**課題文:**
++++++
臓器移植のため、脳死状態の人間を生存したままにするという措置を施している〈慈悲死協会〉の関係する病院では、脳死判定を確実にするために〈意識共鳴スペクトローラー〉という装置を患者に装着している。この装置は、脳死患者に意識が残っているかどうかで脳死状態にあるのかまだ生きているといえるのかを判定するのである。しかし、3人の男女だけはこの装置を使っても脳死判定が不可能であった。3人はそれぞれが自分の意識の中でさまざまな体験をしながら、脳死判定に対して戦いを続ける。
登場人物の識域下での夢(?)の中でのできごとと、現実でのできごとが入り乱れるような形で、いくつかのエピソードを積み重ねながら、人間の〈死〉というものの意味を問いかける。時には官能的に、時には幻想的に、それらの物語は語られる。そして浮き彫りになっていくのは、人間が生きていく上での〈意識〉というものの意味であり、人間の生き死にを人間自身が判定できるのかどうかという問いかけである。
++++++
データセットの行
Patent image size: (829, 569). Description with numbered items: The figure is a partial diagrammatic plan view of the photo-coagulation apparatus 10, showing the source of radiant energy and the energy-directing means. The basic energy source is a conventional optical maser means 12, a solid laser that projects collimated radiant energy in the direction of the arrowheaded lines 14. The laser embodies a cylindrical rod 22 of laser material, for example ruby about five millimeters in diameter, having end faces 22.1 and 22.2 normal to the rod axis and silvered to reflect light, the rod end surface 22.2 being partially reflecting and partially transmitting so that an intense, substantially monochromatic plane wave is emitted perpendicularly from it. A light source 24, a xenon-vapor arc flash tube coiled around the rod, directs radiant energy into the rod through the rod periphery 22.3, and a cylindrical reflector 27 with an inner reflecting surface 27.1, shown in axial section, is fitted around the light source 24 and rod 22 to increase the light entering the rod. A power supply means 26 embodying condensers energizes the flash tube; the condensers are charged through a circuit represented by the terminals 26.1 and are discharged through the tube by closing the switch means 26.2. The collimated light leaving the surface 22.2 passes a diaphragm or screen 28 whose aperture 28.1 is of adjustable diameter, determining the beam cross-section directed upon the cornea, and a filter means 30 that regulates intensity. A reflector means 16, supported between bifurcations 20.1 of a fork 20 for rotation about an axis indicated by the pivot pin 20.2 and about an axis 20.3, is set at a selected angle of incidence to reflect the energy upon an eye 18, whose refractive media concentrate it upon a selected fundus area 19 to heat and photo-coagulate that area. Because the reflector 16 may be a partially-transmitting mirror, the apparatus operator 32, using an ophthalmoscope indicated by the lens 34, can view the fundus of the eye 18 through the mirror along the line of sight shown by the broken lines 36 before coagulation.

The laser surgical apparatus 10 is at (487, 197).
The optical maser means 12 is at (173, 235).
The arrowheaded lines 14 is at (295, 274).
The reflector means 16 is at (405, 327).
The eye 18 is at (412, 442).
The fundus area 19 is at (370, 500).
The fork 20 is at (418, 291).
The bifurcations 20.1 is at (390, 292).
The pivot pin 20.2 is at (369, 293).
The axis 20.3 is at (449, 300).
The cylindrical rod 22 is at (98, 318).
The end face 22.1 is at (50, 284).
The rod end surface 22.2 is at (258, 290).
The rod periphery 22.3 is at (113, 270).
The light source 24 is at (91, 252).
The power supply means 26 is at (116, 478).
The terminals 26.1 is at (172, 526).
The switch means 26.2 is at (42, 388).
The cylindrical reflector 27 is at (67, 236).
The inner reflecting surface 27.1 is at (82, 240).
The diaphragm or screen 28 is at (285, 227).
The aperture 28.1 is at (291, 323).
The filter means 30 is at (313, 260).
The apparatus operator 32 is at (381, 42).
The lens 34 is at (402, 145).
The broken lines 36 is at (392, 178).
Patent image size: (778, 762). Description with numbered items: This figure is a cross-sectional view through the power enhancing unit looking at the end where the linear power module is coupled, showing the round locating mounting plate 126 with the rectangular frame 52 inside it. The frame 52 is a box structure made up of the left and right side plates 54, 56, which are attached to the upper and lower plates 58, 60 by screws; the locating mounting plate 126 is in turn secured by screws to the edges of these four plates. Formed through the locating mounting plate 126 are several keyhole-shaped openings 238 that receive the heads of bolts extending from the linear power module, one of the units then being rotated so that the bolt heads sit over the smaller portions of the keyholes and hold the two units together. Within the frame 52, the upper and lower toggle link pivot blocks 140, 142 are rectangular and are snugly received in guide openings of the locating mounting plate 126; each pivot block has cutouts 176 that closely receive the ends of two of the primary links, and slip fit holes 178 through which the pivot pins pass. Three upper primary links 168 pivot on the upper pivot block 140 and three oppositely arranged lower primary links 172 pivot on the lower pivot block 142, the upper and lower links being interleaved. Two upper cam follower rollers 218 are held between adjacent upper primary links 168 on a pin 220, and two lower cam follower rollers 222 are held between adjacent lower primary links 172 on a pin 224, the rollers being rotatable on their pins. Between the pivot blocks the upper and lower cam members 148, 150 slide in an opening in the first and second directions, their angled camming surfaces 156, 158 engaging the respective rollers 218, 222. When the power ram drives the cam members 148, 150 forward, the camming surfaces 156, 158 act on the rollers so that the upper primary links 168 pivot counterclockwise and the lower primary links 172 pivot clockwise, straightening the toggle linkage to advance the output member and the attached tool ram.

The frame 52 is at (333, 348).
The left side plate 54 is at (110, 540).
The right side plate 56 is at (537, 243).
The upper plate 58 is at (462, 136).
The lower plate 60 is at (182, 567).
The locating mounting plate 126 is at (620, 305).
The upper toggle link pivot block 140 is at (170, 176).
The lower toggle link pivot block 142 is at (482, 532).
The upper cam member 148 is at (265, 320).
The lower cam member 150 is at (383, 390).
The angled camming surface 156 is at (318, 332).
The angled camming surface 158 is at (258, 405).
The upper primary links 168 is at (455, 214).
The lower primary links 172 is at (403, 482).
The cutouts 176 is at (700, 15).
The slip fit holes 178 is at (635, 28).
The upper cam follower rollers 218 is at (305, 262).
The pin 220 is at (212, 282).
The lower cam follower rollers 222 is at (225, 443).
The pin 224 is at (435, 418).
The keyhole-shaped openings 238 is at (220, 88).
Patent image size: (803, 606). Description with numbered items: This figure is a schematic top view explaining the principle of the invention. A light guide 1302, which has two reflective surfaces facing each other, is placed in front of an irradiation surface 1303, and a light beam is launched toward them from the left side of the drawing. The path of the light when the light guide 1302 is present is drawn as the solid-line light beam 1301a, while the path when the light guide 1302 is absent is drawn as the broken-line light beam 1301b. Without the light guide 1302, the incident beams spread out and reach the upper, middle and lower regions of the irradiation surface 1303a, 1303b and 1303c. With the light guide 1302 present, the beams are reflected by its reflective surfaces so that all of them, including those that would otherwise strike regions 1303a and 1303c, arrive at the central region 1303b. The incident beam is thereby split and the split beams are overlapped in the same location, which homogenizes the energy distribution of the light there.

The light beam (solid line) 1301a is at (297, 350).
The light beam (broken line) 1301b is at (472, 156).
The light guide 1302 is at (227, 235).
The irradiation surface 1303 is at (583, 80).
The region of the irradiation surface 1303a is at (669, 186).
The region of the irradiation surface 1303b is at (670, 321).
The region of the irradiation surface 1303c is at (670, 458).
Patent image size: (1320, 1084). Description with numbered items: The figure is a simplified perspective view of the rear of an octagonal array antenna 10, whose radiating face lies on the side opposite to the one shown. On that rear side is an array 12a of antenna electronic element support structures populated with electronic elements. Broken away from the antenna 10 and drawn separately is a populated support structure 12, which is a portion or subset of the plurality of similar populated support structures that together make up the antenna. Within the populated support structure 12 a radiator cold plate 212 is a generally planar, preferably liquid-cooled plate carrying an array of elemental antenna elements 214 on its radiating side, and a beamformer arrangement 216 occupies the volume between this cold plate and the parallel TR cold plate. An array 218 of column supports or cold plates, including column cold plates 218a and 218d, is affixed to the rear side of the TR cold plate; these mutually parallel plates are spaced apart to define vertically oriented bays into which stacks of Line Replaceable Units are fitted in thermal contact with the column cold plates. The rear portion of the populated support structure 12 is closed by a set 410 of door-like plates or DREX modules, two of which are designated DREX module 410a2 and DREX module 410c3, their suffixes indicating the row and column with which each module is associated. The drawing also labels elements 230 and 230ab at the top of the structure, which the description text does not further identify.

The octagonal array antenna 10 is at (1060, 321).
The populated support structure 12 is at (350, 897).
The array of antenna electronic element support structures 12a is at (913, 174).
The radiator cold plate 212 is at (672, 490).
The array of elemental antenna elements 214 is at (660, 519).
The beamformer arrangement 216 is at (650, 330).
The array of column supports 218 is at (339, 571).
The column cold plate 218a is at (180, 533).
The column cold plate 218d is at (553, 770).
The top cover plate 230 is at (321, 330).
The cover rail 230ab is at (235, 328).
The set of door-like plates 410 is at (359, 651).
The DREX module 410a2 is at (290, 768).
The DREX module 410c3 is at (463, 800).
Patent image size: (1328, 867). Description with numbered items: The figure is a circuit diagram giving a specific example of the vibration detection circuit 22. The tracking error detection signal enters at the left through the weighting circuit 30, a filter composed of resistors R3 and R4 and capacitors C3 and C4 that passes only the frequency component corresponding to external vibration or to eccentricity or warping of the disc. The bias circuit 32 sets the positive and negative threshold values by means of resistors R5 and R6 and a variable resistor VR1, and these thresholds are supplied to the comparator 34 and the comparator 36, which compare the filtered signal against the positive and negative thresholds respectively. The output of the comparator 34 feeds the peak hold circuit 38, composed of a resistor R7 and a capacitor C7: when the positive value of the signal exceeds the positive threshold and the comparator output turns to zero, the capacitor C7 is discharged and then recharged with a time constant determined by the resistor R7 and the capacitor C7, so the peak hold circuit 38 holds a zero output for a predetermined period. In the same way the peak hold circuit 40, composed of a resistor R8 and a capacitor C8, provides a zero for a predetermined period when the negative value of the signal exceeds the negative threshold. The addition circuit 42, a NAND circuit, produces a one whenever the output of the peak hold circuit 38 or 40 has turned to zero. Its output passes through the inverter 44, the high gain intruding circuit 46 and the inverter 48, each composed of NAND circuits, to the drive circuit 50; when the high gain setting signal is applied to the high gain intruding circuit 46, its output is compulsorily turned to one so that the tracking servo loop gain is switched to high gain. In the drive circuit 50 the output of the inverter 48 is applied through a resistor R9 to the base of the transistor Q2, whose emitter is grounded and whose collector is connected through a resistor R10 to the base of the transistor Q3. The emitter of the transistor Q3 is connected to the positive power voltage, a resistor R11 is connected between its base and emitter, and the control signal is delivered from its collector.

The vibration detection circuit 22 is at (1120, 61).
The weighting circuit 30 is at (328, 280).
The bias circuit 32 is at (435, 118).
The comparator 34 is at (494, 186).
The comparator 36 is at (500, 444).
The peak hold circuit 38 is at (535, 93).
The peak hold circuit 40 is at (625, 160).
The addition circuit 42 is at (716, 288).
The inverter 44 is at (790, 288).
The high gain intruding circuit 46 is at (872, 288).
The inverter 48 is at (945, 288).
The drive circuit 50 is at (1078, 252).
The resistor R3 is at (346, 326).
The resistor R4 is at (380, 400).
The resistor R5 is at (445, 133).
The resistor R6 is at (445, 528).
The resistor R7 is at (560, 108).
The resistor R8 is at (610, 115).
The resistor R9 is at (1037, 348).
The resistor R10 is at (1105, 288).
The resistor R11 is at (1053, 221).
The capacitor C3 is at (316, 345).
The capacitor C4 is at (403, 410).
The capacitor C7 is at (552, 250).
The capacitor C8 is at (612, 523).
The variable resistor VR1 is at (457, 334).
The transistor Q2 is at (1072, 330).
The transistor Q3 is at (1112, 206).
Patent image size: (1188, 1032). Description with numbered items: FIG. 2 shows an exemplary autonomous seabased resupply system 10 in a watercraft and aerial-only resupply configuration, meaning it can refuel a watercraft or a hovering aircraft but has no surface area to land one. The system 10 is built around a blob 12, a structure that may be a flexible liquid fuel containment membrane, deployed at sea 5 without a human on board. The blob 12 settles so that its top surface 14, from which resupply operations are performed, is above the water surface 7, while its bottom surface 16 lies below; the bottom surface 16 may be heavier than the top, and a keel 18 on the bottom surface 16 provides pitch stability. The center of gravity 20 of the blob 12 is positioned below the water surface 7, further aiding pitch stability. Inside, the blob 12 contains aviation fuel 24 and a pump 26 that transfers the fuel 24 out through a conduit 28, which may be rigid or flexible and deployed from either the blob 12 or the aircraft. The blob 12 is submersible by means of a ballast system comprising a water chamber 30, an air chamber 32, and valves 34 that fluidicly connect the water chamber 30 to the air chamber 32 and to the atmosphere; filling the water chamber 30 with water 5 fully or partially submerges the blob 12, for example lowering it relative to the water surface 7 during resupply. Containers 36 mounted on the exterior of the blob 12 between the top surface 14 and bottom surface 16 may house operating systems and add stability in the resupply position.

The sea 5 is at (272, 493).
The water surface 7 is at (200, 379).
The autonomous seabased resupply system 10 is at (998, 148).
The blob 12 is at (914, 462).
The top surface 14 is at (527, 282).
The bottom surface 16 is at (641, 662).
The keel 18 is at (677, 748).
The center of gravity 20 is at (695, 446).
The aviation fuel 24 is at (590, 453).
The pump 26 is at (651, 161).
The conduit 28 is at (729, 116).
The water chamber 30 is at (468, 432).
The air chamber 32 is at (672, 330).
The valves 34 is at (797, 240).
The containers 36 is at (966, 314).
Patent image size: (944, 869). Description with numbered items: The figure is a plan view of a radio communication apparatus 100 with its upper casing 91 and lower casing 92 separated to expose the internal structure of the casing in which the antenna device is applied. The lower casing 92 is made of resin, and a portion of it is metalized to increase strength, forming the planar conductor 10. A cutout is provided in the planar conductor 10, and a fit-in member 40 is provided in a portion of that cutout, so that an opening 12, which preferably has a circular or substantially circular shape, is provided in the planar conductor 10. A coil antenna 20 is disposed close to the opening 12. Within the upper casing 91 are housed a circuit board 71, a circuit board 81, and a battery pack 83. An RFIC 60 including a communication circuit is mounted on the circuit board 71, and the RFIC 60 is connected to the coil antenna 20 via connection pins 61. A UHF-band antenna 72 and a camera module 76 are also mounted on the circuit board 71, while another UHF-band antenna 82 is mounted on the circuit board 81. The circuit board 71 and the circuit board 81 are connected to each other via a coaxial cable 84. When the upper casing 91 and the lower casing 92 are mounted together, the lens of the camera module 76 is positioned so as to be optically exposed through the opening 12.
++++++
**読解の応用:**
**A.** 脳死判定を扱った物語の紹介文で〈 〉に囲まれている語句を、すべて挙げてください。
**B.** 脳死判定を扱った物語の紹介文について、次の問いに答えてください。
(i) 〈意識共鳴スペクトローラー〉は何を判定する装置か。
(ii) この装置を使っても脳死判定ができなかったのは何人か。
(iii) 物語はどのように語られると書かれているか。
**C.** 脳死判定を扱った物語の紹介文を、最後の文の後から書き継いでください。
データセットの行は、今回は使いません。

**各課題の解答:**
**A.** 〈慈悲死協会〉、〈意識共鳴スペクトローラー〉、〈死〉、〈意識〉

**B.**
(i) 脳死患者に意識が残っているかどうかによって、脳死状態にあるのか、まだ生きているといえるのかを判定する。
(ii) 3人(男女)。
(iii) 時には官能的に、時には幻想的に語られる。

**C.**
この大きく重いテーマが、SFという形であざやかに描き出されている。読後、生きること、そして死ぬことの意味を深く考えてしまった。人はなぜ生きるのか、なぜ死ぬのか。こういった根源的なテーマを描くのは、やはりSFしかないのではないだろうか。そして、その深いテーマを描ききれる力量のある作家はそう多くはないように思う。
山田正紀以外に描き得ない世界が、ここにはある。